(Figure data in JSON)
━━━━━━━━━━

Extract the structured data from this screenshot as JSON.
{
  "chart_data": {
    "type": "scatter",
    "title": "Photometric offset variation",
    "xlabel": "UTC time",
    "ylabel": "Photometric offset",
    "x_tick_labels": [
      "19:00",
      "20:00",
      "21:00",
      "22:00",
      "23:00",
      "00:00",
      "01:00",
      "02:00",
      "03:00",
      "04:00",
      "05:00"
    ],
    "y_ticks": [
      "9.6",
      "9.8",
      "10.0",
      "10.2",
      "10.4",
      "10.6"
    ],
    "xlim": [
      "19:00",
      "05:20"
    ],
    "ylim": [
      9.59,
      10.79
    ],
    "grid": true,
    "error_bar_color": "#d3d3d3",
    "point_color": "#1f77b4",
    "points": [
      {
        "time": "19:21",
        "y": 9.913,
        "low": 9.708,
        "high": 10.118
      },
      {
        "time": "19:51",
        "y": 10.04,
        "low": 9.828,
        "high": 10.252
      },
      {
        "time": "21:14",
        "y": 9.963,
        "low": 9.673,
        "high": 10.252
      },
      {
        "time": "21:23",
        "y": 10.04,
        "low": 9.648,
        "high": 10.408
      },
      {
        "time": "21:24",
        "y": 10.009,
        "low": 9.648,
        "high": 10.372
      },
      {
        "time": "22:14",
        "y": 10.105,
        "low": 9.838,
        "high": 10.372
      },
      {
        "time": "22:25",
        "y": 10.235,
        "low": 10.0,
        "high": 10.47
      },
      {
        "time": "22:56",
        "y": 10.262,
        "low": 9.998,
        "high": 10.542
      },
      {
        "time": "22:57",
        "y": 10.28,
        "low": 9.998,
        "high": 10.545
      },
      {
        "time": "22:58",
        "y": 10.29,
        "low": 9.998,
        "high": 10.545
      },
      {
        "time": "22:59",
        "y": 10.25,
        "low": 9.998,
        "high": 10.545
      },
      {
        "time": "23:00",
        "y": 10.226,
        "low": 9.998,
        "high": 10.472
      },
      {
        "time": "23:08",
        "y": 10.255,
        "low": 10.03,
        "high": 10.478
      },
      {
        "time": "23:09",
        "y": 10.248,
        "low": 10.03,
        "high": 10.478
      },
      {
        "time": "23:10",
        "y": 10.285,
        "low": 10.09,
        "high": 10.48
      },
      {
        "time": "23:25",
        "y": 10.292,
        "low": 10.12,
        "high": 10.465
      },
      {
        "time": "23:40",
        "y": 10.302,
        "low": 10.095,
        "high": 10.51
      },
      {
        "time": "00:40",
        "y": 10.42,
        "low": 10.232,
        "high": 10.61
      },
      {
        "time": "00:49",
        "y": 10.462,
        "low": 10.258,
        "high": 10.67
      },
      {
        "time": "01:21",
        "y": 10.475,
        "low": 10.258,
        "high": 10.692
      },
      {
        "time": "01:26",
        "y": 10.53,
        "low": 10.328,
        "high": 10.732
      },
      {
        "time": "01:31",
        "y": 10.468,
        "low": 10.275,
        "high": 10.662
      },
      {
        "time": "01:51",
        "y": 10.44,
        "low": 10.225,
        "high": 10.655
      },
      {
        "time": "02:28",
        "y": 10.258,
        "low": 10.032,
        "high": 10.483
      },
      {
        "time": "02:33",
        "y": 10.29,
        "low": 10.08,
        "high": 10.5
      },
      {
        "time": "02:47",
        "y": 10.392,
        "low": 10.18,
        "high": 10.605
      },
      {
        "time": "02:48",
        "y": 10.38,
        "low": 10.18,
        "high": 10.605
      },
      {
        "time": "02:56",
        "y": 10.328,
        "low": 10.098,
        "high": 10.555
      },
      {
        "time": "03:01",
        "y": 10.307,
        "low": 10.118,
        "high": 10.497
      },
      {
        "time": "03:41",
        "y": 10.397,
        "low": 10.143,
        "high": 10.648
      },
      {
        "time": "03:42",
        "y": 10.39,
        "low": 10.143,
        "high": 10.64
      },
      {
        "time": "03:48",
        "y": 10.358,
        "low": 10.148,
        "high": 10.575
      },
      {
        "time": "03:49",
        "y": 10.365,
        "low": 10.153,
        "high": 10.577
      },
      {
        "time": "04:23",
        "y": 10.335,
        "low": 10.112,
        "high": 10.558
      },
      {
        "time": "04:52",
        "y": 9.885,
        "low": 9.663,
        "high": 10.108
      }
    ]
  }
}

━━━━━━━━━━

*Exercise requirements:* Exact copies of all the records are required.

*Solved exercise:*
Extract the structured data from this screenshot as JSON.
{
  "chart_data": {
    "type": "scatter",
    "title": "Photometric offset variation",
    "xlabel": "UTC time",
    "ylabel": "Photometric offset",
    "x_tick_labels": [
      "19:00",
      "20:00",
      "21:00",
      "22:00",
      "23:00",
      "00:00",
      "01:00",
      "02:00",
      "03:00",
      "04:00",
      "05:00"
    ],
    "y_ticks": [
      "9.6",
      "9.8",
      "10.0",
      "10.2",
      "10.4",
      "10.6"
    ],
    "xlim": [
      "19:00",
      "05:20"
    ],
    "ylim": [
      9.59,
      10.79
    ],
    "grid": true,
    "error_bar_color": "#d3d3d3",
    "point_color": "#1f77b4",
    "points": [
      {
        "time": "19:21",
        "y": 9.913,
        "low": 9.708,
        "high": 10.118
      },
      {
        "time": "19:51",
        "y": 10.04,
        "low": 9.828,
        "high": 10.252
      },
      {
        "time": "21:14",
        "y": 9.963,
        "low": 9.673,
        "high": 10.252
      },
      {
        "time": "21:23",
        "y": 10.04,
        "low": 9.648,
        "high": 10.408
      },
      {
        "time": "21:24",
        "y": 10.009,
        "low": 9.648,
        "high": 10.372
      },
      {
        "time": "22:14",
        "y": 10.105,
        "low": 9.838,
        "high": 10.372
      },
      {
        "time": "22:25",
        "y": 10.235,
        "low": 10.0,
        "high": 10.47
      },
      {
        "time": "22:56",
        "y": 10.262,
        "low": 9.998,
        "high": 10.542
      },
      {
        "time": "22:57",
        "y": 10.28,
        "low": 9.998,
        "high": 10.545
      },
      {
        "time": "22:58",
        "y": 10.29,
        "low": 9.998,
        "high": 10.545
      },
      {
        "time": "22:59",
        "y": 10.25,
        "low": 9.998,
        "high": 10.545
      },
      {
        "time": "23:00",
        "y": 10.226,
        "low": 9.998,
        "high": 10.472
      },
      {
        "time": "23:08",
        "y": 10.255,
        "low": 10.03,
        "high": 10.478
      },
      {
        "time": "23:09",
        "y": 10.248,
        "low": 10.03,
        "high": 10.478
      },
      {
        "time": "23:10",
        "y": 10.285,
        "low": 10.09,
        "high": 10.48
      },
      {
        "time": "23:25",
        "y": 10.292,
        "low": 10.12,
        "high": 10.465
      },
      {
        "time": "23:40",
        "y": 10.302,
        "low": 10.095,
        "high": 10.51
      },
      {
        "time": "00:40",
        "y": 10.42,
        "low": 10.232,
        "high": 10.61
      },
      {
        "time": "00:49",
        "y": 10.462,
        "low": 10.258,
        "high": 10.67
      },
      {
        "time": "01:21",
        "y": 10.475,
        "low": 10.258,
        "high": 10.692
      },
      {
        "time": "01:26",
        "y": 10.53,
        "low": 10.328,
        "high": 10.732
      },
      {
        "time": "01:31",
        "y": 10.468,
        "low": 10.275,
        "high": 10.662
      },
      {
        "time": "01:51",
        "y": 10.44,
        "low": 10.225,
        "high": 10.655
      },
      {
        "time": "02:28",
        "y": 10.258,
        "low": 10.032,
        "high": 10.483
      },
      {
        "time": "02:33",
        "y": 10.29,
        "low": 10.08,
        "high": 10.5
      },
      {
        "time": "02:47",
        "y": 10.392,
        "low": 10.18,
        "high": 10.605
      },
      {
        "time": "02:48",
        "y": 10.38,
        "low": 10.18,
        "high": 10.605
      },
      {
        "time": "02:56",
        "y": 10.328,
        "low": 10.098,
        "high": 10.555
      },
      {
        "time": "03:01",
        "y": 10.307,
        "low": 10.118,
        "high": 10.497
      },
      {
        "time": "03:41",
        "y": 10.397,
        "low": 10.143,
        "high": 10.648
      },
      {
        "time": "03:42",
        "y": 10.39,
        "low": 10.143,
        "high": 10.64
      },
      {
        "time": "03:48",
        "y": 10.358,
        "low": 10.148,
        "high": 10.575
      },
      {
        "time": "03:49",
        "y": 10.365,
        "low": 10.153,
        "high": 10.577
      },
      {
        "time": "04:23",
        "y": 10.335,
        "low": 10.112,
        "high": 10.558
      },
      {
        "time": "04:52",
        "y": 9.885,
        "low": 9.663,
        "high": 10.108
      }
    ]
  }
}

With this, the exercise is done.